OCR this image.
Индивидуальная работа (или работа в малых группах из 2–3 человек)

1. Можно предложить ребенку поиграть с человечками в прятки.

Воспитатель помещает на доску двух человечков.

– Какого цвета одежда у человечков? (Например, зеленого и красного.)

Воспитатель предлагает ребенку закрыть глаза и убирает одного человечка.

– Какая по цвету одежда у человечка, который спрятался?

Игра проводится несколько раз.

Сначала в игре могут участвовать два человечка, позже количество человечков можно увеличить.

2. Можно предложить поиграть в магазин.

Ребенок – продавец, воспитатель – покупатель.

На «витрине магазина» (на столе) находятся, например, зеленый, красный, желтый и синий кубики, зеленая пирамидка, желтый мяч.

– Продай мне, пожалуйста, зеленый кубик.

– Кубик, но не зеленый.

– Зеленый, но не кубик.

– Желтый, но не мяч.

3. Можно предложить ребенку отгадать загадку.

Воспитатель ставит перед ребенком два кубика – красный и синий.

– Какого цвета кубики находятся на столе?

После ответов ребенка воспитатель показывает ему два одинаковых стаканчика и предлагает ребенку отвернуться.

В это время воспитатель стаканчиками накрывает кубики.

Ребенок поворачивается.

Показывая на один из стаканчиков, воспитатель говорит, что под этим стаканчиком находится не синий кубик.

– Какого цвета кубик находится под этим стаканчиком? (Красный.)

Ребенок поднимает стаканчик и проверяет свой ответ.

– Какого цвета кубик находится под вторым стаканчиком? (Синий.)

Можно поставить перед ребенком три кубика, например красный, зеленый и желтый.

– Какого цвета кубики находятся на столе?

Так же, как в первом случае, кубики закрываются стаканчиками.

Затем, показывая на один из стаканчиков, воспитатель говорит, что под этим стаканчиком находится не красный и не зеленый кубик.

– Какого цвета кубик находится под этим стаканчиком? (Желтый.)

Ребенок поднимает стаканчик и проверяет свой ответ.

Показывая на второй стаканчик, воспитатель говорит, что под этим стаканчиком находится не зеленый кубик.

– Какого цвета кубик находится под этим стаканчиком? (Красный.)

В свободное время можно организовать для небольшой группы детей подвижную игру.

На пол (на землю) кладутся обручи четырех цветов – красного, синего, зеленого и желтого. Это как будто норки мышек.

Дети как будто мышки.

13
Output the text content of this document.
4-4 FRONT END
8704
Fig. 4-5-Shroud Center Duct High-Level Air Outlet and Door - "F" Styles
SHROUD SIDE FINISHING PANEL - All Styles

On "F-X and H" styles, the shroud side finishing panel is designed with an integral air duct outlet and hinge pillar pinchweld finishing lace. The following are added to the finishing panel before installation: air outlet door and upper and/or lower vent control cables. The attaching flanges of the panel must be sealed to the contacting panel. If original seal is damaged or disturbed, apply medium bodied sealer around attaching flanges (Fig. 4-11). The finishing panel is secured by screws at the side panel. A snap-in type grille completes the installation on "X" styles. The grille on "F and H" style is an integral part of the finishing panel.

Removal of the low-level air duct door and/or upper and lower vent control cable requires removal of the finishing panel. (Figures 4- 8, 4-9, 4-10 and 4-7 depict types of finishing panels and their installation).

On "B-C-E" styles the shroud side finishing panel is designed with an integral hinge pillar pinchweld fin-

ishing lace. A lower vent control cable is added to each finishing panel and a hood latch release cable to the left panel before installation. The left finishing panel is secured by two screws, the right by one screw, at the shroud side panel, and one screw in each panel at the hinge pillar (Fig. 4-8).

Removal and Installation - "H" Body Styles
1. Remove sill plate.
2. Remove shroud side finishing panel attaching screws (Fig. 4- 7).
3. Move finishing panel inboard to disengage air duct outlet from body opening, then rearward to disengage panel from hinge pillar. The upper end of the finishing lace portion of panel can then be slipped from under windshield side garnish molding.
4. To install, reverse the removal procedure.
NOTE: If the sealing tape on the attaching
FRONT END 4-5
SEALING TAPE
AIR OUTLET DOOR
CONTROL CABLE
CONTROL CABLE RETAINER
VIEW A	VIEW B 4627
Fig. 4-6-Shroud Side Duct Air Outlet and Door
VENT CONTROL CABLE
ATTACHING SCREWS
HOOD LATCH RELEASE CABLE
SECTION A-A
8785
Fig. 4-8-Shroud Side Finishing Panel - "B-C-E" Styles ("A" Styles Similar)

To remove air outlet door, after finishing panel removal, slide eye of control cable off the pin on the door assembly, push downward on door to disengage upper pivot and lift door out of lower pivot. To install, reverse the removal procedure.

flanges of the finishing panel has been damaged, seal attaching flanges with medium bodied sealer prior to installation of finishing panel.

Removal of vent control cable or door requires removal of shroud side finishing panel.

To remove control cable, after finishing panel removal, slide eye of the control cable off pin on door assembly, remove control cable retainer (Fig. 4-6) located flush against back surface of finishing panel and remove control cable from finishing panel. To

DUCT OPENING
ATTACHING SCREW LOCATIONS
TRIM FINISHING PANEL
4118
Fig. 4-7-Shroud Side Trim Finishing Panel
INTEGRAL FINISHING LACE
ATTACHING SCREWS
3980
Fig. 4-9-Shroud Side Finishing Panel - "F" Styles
________
### EXERCISE DESCRIPTION
Find how many lines in the material hold the word "requires" and state that number alone.

### SOLUTION TO THIS PROBLEM
2